(THE TASK): Pull every line holding the string "text" from the records below.

(STORED ROWS):
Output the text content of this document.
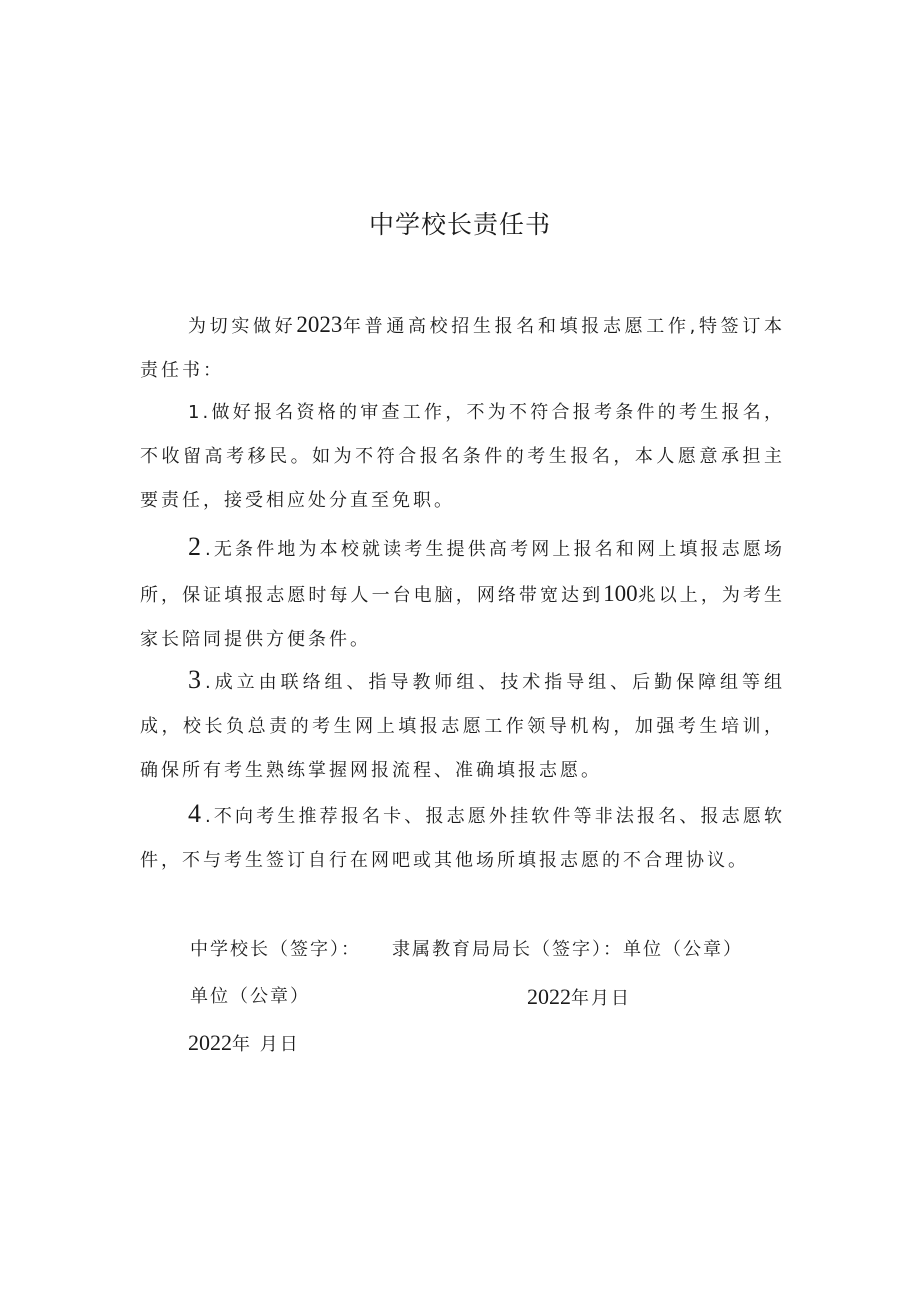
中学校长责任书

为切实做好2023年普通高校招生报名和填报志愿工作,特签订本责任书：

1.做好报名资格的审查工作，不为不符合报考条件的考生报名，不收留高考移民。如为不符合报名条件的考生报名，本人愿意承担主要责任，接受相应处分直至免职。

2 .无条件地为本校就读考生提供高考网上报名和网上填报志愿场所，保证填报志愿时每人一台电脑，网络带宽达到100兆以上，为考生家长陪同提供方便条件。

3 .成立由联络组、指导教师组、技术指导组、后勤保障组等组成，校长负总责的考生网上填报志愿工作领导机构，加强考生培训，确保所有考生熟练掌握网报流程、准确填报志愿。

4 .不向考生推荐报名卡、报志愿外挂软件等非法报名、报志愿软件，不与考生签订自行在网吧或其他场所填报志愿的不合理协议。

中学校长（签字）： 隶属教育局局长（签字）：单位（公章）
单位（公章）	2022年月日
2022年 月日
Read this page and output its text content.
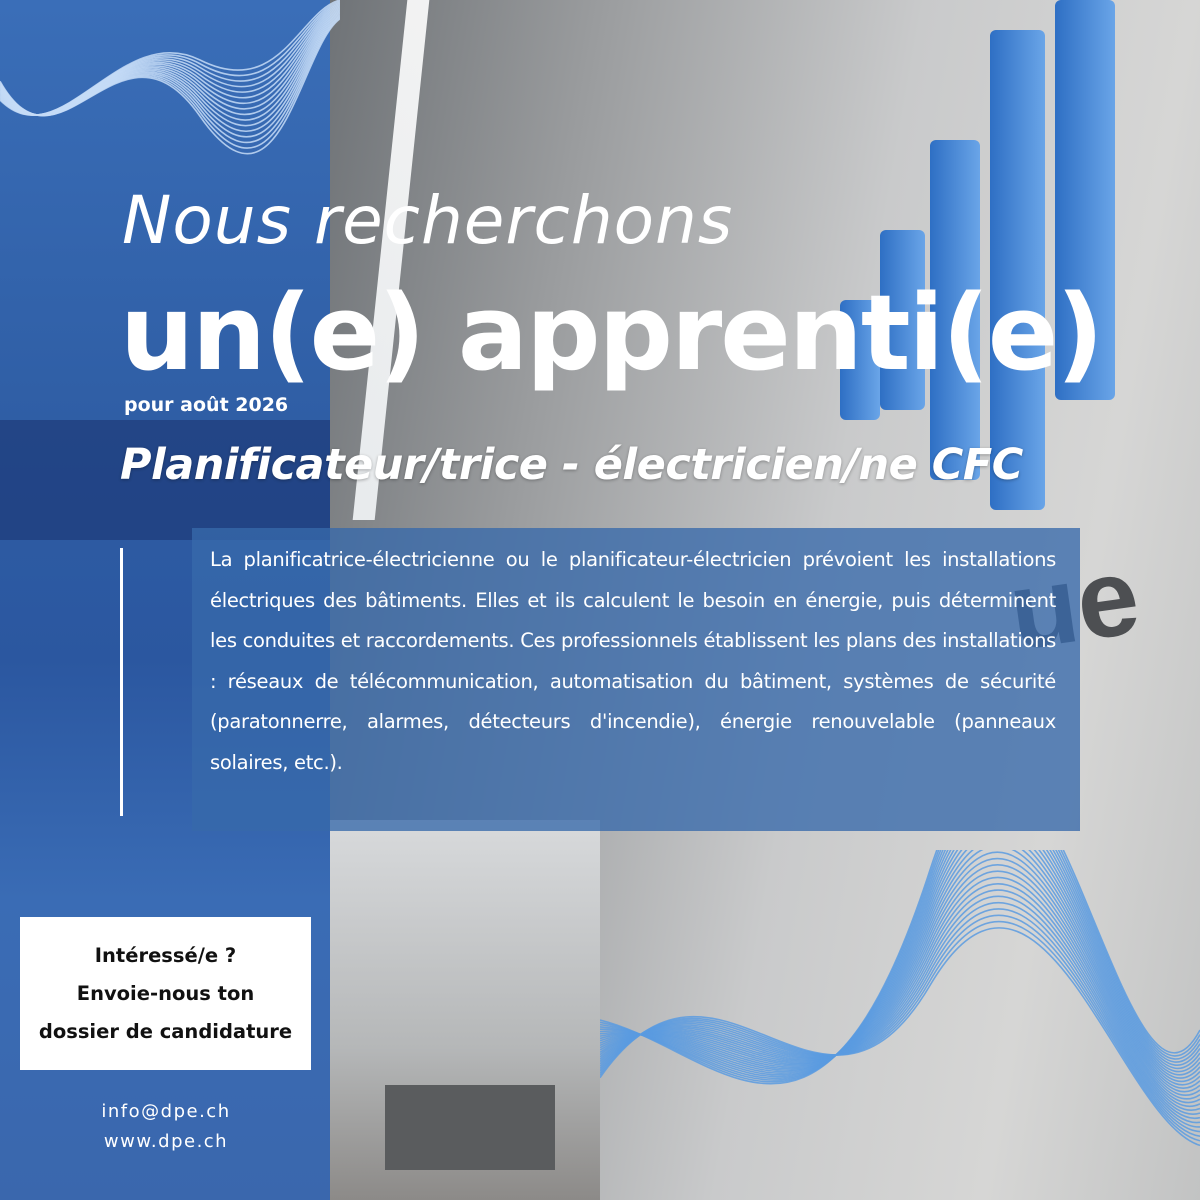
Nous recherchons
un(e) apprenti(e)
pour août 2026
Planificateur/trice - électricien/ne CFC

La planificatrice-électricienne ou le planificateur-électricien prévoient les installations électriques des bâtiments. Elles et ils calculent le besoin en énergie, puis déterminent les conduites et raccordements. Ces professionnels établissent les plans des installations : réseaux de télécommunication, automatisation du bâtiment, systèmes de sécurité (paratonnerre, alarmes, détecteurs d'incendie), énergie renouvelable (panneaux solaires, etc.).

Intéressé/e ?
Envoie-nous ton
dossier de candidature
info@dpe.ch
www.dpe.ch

(SOLUTION FOR THIS TASK):
Output the text content of this document.
Read this page and output its text content.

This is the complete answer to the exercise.